> _What is required_
Read the lines below. Copy out any that hold the string "отклонения".

-- Start of Given data --

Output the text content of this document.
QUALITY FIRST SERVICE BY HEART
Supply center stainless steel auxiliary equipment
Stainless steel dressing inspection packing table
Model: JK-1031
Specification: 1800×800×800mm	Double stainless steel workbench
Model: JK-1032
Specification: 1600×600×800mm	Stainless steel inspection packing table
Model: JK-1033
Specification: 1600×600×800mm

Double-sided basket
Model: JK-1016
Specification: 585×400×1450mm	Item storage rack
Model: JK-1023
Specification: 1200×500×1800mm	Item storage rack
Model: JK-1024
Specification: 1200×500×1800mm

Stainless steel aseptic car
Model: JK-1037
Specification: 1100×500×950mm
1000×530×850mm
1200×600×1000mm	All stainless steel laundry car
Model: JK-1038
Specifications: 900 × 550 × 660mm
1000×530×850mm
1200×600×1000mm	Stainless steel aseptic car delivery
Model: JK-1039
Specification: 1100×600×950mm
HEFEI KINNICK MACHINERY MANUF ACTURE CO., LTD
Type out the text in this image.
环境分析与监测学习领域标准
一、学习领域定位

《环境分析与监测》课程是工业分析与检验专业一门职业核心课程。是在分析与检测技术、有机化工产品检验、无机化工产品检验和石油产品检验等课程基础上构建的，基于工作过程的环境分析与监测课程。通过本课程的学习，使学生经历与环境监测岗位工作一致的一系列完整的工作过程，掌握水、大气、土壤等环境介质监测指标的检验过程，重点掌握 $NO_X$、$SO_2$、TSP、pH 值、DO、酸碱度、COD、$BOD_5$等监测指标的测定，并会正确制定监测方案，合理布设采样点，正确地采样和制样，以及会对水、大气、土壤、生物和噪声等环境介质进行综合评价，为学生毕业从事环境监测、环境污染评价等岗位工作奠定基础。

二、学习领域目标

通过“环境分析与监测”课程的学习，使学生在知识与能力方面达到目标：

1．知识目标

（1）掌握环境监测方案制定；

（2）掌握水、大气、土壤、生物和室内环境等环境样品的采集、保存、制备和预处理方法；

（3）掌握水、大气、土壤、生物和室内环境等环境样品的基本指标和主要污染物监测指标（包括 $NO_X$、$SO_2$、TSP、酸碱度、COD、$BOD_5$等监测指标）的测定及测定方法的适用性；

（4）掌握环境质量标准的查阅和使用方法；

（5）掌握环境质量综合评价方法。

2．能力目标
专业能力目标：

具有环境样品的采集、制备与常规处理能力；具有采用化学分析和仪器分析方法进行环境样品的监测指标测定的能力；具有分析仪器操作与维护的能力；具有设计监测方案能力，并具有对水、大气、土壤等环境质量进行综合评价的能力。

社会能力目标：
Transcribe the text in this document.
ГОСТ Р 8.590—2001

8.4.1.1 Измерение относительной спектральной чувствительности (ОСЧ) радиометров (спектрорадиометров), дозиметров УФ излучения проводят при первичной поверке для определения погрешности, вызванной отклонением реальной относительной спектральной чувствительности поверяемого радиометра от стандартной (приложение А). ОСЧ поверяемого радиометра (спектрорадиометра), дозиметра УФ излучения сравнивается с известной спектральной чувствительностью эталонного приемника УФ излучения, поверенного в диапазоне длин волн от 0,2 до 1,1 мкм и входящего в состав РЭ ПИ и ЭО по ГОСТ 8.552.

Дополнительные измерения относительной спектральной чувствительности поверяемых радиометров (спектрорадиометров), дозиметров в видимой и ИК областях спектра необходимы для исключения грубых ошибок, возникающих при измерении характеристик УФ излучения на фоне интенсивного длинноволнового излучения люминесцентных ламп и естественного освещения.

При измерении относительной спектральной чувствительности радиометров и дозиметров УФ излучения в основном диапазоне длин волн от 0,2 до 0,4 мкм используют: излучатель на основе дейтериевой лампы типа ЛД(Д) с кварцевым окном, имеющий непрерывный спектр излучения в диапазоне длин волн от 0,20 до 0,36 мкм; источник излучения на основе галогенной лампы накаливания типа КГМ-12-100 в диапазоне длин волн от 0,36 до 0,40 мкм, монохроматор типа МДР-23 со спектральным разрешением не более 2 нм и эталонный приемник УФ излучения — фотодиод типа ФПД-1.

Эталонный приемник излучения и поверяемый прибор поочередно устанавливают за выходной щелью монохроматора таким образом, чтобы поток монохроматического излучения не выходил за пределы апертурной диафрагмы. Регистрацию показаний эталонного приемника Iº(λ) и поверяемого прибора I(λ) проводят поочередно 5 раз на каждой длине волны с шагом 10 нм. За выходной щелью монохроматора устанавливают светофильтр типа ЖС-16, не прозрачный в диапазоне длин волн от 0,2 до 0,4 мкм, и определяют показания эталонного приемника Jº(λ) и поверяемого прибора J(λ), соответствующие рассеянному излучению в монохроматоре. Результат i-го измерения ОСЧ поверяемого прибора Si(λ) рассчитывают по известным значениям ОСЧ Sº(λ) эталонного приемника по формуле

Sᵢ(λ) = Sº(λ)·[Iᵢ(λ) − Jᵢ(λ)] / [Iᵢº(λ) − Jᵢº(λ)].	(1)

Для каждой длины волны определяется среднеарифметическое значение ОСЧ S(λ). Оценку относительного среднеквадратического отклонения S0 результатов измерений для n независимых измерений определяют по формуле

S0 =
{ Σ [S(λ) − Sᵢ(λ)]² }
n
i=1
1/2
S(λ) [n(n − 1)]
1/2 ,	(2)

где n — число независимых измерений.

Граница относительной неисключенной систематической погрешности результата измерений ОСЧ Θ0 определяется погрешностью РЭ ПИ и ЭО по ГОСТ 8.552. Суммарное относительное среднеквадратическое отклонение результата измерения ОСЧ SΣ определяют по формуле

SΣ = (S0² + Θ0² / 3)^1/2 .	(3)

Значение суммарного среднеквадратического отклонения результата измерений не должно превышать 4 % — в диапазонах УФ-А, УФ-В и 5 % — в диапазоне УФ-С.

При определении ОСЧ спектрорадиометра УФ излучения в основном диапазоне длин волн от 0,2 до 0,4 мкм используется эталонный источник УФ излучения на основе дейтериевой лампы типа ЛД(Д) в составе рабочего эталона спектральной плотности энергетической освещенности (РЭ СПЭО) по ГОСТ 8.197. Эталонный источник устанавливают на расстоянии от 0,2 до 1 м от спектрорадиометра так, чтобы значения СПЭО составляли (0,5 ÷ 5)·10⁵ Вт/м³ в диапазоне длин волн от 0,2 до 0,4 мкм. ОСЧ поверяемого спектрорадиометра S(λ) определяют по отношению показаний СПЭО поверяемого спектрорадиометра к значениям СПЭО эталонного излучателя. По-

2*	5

-- End of Given data --

> _Output_
Для каждой длины волны определяется среднеарифметическое значение ОСЧ S(λ). Оценку относительного среднеквадратического отклонения S0 результатов измерений для n независимых измерений определяют по формуле
Значение суммарного среднеквадратического отклонения результата измерений не должно превышать 4 % — в диапазонах УФ-А, УФ-В и 5 % — в диапазоне УФ-С.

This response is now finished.